(Goal): Your task is to repeat the entries underneath exactly, minus the pictures.

(Dataset entries)
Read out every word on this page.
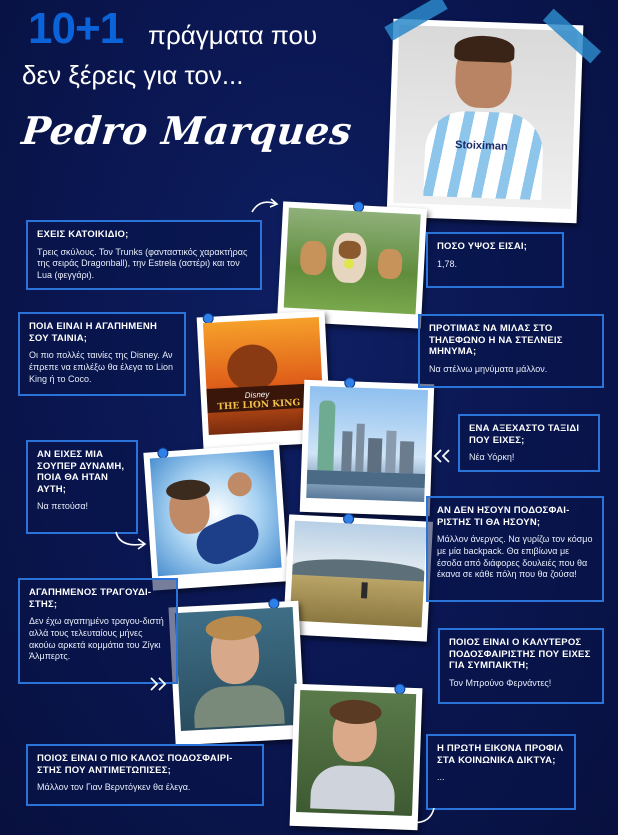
10+1 πράγματα που
δεν ξέρεις για τον...
Pedro Marques	Stoiximan
Disney
THE LION KING
ΕΧΕΙΣ ΚΑΤΟΙΚΙΔΙΟ;
Τρεις σκύλους. Τον Trunks (φανταστικός χαρακτήρας της σειράς Dragonball), την Estrela (αστέρι) και τον Lua (φεγγάρι).
ΠΟΣΟ ΥΨΟΣ ΕΙΣΑΙ;
1,78.
ΠΟΙΑ ΕΙΝΑΙ Η ΑΓΑΠΗΜΕΝΗ ΣΟΥ ΤΑΙΝΙΑ;
Οι πιο πολλές ταινίες της Disney. Αν έπρεπε να επιλέξω θα έλεγα το Lion King ή το Coco.
ΠΡΟΤΙΜΑΣ ΝΑ ΜΙΛΑΣ ΣΤΟ ΤΗΛΕΦΩΝΟ Η ΝΑ ΣΤΕΛΝΕΙΣ ΜΗΝΥΜΑ;
Να στέλνω μηνύματα μάλλον.
ΕΝΑ ΑΞΕΧΑΣΤΟ ΤΑΞΙΔΙ ΠΟΥ ΕΙΧΕΣ;
Νέα Υόρκη!
ΑΝ ΕΙΧΕΣ ΜΙΑ ΣΟΥΠΕΡ ΔΥΝΑΜΗ, ΠΟΙΑ ΘΑ ΗΤΑΝ ΑΥΤΗ;
Να πετούσα!	ΑΝ ΔΕΝ ΗΣΟΥΝ ΠΟΔΟΣΦΑΙ-ΡΙΣΤΗΣ ΤΙ ΘΑ ΗΣΟΥΝ;
Μάλλον άνεργος. Να γυρίζω τον κόσμο με μία backpack. Θα επιβίωνα με έσοδα από διάφορες δουλειές που θα έκανα σε κάθε πόλη που θα ζούσα!
ΑΓΑΠΗΜΕΝΟΣ ΤΡΑΓΟΥΔΙ-ΣΤΗΣ;
Δεν έχω αγαπημένο τραγου-διστή αλλά τους τελευταίους μήνες ακούω αρκετά κομμάτια του Ζίγκι Άλμπερτς.
ΠΟΙΟΣ ΕΙΝΑΙ Ο ΚΑΛΥΤΕΡΟΣ ΠΟΔΟΣΦΑΙΡΙΣΤΗΣ ΠΟΥ ΕΙΧΕΣ ΓΙΑ ΣΥΜΠΑΙΚΤΗ;
Τον Μπρούνο Φερνάντες!
ΠΟΙΟΣ ΕΙΝΑΙ Ο ΠΙΟ ΚΑΛΟΣ ΠΟΔΟΣΦΑΙΡΙ-ΣΤΗΣ ΠΟΥ ΑΝΤΙΜΕΤΩΠΙΣΕΣ;
Μάλλον τον Γιαν Βερντόγκεν θα έλεγα.
Η ΠΡΩΤΗ ΕΙΚΟΝΑ ΠΡΟΦΙΛ ΣΤΑ ΚΟΙΝΩΝΙΚΑ ΔΙΚΤΥΑ;
...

(Final result):
Read out every word on this page.
10+1 πράγματα που
δεν ξέρεις για τον...
Pedro Marques	Stoiximan
Disney
THE LION KING
ΕΧΕΙΣ ΚΑΤΟΙΚΙΔΙΟ;
Τρεις σκύλους. Τον Trunks (φανταστικός χαρακτήρας της σειράς Dragonball), την Estrela (αστέρι) και τον Lua (φεγγάρι).
ΠΟΣΟ ΥΨΟΣ ΕΙΣΑΙ;
1,78.
ΠΟΙΑ ΕΙΝΑΙ Η ΑΓΑΠΗΜΕΝΗ ΣΟΥ ΤΑΙΝΙΑ;
Οι πιο πολλές ταινίες της Disney. Αν έπρεπε να επιλέξω θα έλεγα το Lion King ή το Coco.
ΠΡΟΤΙΜΑΣ ΝΑ ΜΙΛΑΣ ΣΤΟ ΤΗΛΕΦΩΝΟ Η ΝΑ ΣΤΕΛΝΕΙΣ ΜΗΝΥΜΑ;
Να στέλνω μηνύματα μάλλον.
ΕΝΑ ΑΞΕΧΑΣΤΟ ΤΑΞΙΔΙ ΠΟΥ ΕΙΧΕΣ;
Νέα Υόρκη!
ΑΝ ΕΙΧΕΣ ΜΙΑ ΣΟΥΠΕΡ ΔΥΝΑΜΗ, ΠΟΙΑ ΘΑ ΗΤΑΝ ΑΥΤΗ;
Να πετούσα!	ΑΝ ΔΕΝ ΗΣΟΥΝ ΠΟΔΟΣΦΑΙ-ΡΙΣΤΗΣ ΤΙ ΘΑ ΗΣΟΥΝ;
Μάλλον άνεργος. Να γυρίζω τον κόσμο με μία backpack. Θα επιβίωνα με έσοδα από διάφορες δουλειές που θα έκανα σε κάθε πόλη που θα ζούσα!
ΑΓΑΠΗΜΕΝΟΣ ΤΡΑΓΟΥΔΙ-ΣΤΗΣ;
Δεν έχω αγαπημένο τραγου-διστή αλλά τους τελευταίους μήνες ακούω αρκετά κομμάτια του Ζίγκι Άλμπερτς.
ΠΟΙΟΣ ΕΙΝΑΙ Ο ΚΑΛΥΤΕΡΟΣ ΠΟΔΟΣΦΑΙΡΙΣΤΗΣ ΠΟΥ ΕΙΧΕΣ ΓΙΑ ΣΥΜΠΑΙΚΤΗ;
Τον Μπρούνο Φερνάντες!
ΠΟΙΟΣ ΕΙΝΑΙ Ο ΠΙΟ ΚΑΛΟΣ ΠΟΔΟΣΦΑΙΡΙ-ΣΤΗΣ ΠΟΥ ΑΝΤΙΜΕΤΩΠΙΣΕΣ;
Μάλλον τον Γιαν Βερντόγκεν θα έλεγα.
Η ΠΡΩΤΗ ΕΙΚΟΝΑ ΠΡΟΦΙΛ ΣΤΑ ΚΟΙΝΩΝΙΚΑ ΔΙΚΤΥΑ;
...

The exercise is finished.